* EXERCISE GOAL
Convert the items, beginning at the first line and stopping after the line that contains "x-tick-label: 2010 xyxy=(537,908,586,933)", into a numbered list. Leave out any blank lines.

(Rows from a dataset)
[Begin]

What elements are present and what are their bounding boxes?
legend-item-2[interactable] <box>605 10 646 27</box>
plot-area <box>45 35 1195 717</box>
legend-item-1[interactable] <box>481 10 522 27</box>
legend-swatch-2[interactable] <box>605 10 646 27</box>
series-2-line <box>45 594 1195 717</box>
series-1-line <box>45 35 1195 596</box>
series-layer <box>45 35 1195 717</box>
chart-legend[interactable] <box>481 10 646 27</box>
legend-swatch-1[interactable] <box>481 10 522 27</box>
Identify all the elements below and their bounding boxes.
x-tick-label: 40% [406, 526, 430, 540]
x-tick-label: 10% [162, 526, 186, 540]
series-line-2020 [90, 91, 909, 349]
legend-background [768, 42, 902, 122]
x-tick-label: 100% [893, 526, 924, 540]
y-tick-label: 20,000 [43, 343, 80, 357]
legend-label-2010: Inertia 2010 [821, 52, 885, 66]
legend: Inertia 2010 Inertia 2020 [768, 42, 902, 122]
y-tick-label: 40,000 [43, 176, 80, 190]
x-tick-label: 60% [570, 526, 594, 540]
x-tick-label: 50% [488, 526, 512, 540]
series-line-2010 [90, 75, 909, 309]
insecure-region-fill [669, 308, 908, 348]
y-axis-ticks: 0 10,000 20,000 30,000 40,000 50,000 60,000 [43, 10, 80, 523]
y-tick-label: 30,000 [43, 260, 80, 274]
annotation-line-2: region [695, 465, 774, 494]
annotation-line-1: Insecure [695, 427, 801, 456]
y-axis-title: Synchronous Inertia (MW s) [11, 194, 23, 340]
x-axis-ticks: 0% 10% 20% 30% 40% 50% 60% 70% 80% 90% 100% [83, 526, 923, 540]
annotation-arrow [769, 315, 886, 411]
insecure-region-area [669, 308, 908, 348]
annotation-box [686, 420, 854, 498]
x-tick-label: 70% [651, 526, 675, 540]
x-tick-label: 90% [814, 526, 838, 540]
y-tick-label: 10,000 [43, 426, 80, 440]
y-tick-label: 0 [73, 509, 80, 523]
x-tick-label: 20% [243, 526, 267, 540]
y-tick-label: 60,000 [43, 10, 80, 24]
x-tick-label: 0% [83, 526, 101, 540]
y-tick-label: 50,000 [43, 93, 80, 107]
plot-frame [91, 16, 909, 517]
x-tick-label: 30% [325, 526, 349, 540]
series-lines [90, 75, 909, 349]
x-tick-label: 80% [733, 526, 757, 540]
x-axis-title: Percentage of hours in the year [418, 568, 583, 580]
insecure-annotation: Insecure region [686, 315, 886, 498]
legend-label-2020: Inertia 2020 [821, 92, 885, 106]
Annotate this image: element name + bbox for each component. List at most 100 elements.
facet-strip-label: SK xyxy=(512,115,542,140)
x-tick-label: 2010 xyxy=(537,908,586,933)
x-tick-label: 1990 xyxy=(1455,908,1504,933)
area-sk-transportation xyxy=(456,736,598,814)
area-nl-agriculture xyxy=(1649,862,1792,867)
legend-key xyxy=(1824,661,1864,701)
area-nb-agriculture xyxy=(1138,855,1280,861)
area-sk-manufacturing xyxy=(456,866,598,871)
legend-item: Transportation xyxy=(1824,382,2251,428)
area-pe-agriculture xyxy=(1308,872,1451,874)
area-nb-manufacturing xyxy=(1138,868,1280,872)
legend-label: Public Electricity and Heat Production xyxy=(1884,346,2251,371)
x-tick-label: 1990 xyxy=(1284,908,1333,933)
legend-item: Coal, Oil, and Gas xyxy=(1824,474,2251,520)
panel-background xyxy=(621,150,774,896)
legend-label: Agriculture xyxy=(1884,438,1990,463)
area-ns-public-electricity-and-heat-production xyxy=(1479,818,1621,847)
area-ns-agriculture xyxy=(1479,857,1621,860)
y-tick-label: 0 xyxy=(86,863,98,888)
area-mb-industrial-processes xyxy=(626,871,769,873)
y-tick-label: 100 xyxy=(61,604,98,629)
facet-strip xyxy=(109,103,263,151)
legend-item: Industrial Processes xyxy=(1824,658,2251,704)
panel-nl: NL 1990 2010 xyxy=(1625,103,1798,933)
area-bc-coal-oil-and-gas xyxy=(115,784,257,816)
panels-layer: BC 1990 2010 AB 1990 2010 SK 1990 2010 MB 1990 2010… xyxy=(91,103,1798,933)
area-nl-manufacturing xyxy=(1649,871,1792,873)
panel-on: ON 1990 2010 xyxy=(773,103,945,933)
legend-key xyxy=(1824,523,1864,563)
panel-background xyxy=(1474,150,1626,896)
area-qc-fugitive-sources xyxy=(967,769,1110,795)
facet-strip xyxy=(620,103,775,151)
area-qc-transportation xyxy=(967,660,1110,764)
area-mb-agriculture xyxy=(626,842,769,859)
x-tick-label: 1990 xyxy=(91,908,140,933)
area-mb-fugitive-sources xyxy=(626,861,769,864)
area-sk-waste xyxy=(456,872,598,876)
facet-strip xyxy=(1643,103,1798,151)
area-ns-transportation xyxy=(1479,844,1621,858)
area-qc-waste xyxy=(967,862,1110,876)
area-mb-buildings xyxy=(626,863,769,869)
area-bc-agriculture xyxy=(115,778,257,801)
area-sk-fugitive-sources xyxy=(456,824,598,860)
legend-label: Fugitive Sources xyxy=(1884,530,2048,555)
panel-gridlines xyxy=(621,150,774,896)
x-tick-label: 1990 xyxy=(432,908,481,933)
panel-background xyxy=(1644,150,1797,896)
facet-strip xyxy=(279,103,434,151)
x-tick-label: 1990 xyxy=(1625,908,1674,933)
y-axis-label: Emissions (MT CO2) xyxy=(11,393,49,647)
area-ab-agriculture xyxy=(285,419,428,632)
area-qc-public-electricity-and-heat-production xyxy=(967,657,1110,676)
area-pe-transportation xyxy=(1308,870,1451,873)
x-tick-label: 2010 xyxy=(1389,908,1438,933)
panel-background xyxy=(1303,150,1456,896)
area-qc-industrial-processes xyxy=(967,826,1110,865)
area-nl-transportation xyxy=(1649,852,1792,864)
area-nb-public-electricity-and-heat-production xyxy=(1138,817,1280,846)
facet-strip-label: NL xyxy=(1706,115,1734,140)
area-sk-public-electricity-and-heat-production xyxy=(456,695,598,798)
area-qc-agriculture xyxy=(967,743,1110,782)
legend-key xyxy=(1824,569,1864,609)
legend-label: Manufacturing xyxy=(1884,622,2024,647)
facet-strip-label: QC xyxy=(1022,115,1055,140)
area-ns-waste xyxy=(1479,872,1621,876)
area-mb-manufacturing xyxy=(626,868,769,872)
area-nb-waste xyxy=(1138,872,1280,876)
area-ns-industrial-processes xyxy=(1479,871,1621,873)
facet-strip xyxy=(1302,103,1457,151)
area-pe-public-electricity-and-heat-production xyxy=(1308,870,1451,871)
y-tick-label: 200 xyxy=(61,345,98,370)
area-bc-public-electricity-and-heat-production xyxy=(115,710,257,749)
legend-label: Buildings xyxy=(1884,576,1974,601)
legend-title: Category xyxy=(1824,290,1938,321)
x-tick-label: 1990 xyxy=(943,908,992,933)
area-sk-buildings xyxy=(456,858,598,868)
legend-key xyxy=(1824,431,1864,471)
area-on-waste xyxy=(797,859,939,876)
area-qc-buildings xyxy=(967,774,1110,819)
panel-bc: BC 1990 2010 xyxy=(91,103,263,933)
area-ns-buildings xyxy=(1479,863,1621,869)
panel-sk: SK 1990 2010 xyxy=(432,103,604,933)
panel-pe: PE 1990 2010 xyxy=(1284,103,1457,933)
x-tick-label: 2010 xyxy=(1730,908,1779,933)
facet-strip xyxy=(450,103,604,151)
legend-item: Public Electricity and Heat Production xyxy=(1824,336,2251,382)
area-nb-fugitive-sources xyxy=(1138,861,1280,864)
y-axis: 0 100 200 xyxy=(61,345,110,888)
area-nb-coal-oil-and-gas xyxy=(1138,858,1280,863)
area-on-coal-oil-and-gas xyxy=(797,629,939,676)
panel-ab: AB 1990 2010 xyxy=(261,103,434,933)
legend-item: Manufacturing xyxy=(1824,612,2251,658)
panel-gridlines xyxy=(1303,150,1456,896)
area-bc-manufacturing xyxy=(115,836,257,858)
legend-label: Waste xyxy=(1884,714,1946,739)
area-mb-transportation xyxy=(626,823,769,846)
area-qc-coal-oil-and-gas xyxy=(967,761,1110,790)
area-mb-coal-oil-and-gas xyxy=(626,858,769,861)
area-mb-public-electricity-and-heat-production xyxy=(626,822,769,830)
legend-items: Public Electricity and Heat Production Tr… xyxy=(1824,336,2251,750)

[End]

* RESULT FOR THIS TASK
1. What elements are present and what are their bounding boxes?
2. legend-item-2[interactable] <box>605 10 646 27</box>
3. plot-area <box>45 35 1195 717</box>
4. legend-item-1[interactable] <box>481 10 522 27</box>
5. legend-swatch-2[interactable] <box>605 10 646 27</box>
6. series-2-line <box>45 594 1195 717</box>
7. series-1-line <box>45 35 1195 596</box>
8. series-layer <box>45 35 1195 717</box>
9. chart-legend[interactable] <box>481 10 646 27</box>
10. legend-swatch-1[interactable] <box>481 10 522 27</box>
11. Identify all the elements below and their bounding boxes.
12. x-tick-label: 40% [406, 526, 430, 540]
13. x-tick-label: 10% [162, 526, 186, 540]
14. series-line-2020 [90, 91, 909, 349]
15. legend-background [768, 42, 902, 122]
16. x-tick-label: 100% [893, 526, 924, 540]
17. y-tick-label: 20,000 [43, 343, 80, 357]
18. legend-label-2010: Inertia 2010 [821, 52, 885, 66]
19. legend: Inertia 2010 Inertia 2020 [768, 42, 902, 122]
20. y-tick-label: 40,000 [43, 176, 80, 190]
21. x-tick-label: 60% [570, 526, 594, 540]
22. x-tick-label: 50% [488, 526, 512, 540]
23. series-line-2010 [90, 75, 909, 309]
24. insecure-region-fill [669, 308, 908, 348]
25. y-axis-ticks: 0 10,000 20,000 30,000 40,000 50,000 60,000 [43, 10, 80, 523]
26. y-tick-label: 30,000 [43, 260, 80, 274]
27. annotation-line-2: region [695, 465, 774, 494]
28. annotation-line-1: Insecure [695, 427, 801, 456]
29. y-axis-title: Synchronous Inertia (MW s) [11, 194, 23, 340]
30. x-axis-ticks: 0% 10% 20% 30% 40% 50% 60% 70% 80% 90% 100% [83, 526, 923, 540]
31. annotation-arrow [769, 315, 886, 411]
32. insecure-region-area [669, 308, 908, 348]
33. annotation-box [686, 420, 854, 498]
34. x-tick-label: 70% [651, 526, 675, 540]
35. x-tick-label: 90% [814, 526, 838, 540]
36. y-tick-label: 10,000 [43, 426, 80, 440]
37. y-tick-label: 0 [73, 509, 80, 523]
38. x-tick-label: 20% [243, 526, 267, 540]
39. y-tick-label: 60,000 [43, 10, 80, 24]
40. x-tick-label: 0% [83, 526, 101, 540]
41. y-tick-label: 50,000 [43, 93, 80, 107]
42. plot-frame [91, 16, 909, 517]
43. x-tick-label: 30% [325, 526, 349, 540]
44. series-lines [90, 75, 909, 349]
45. x-tick-label: 80% [733, 526, 757, 540]
46. x-axis-title: Percentage of hours in the year [418, 568, 583, 580]
47. insecure-annotation: Insecure region [686, 315, 886, 498]
48. legend-label-2020: Inertia 2020 [821, 92, 885, 106]
49. Annotate this image: element name + bbox for each component. List at most 100 elements.
50. facet-strip-label: SK xyxy=(512,115,542,140)
51. x-tick-label: 2010 xyxy=(537,908,586,933)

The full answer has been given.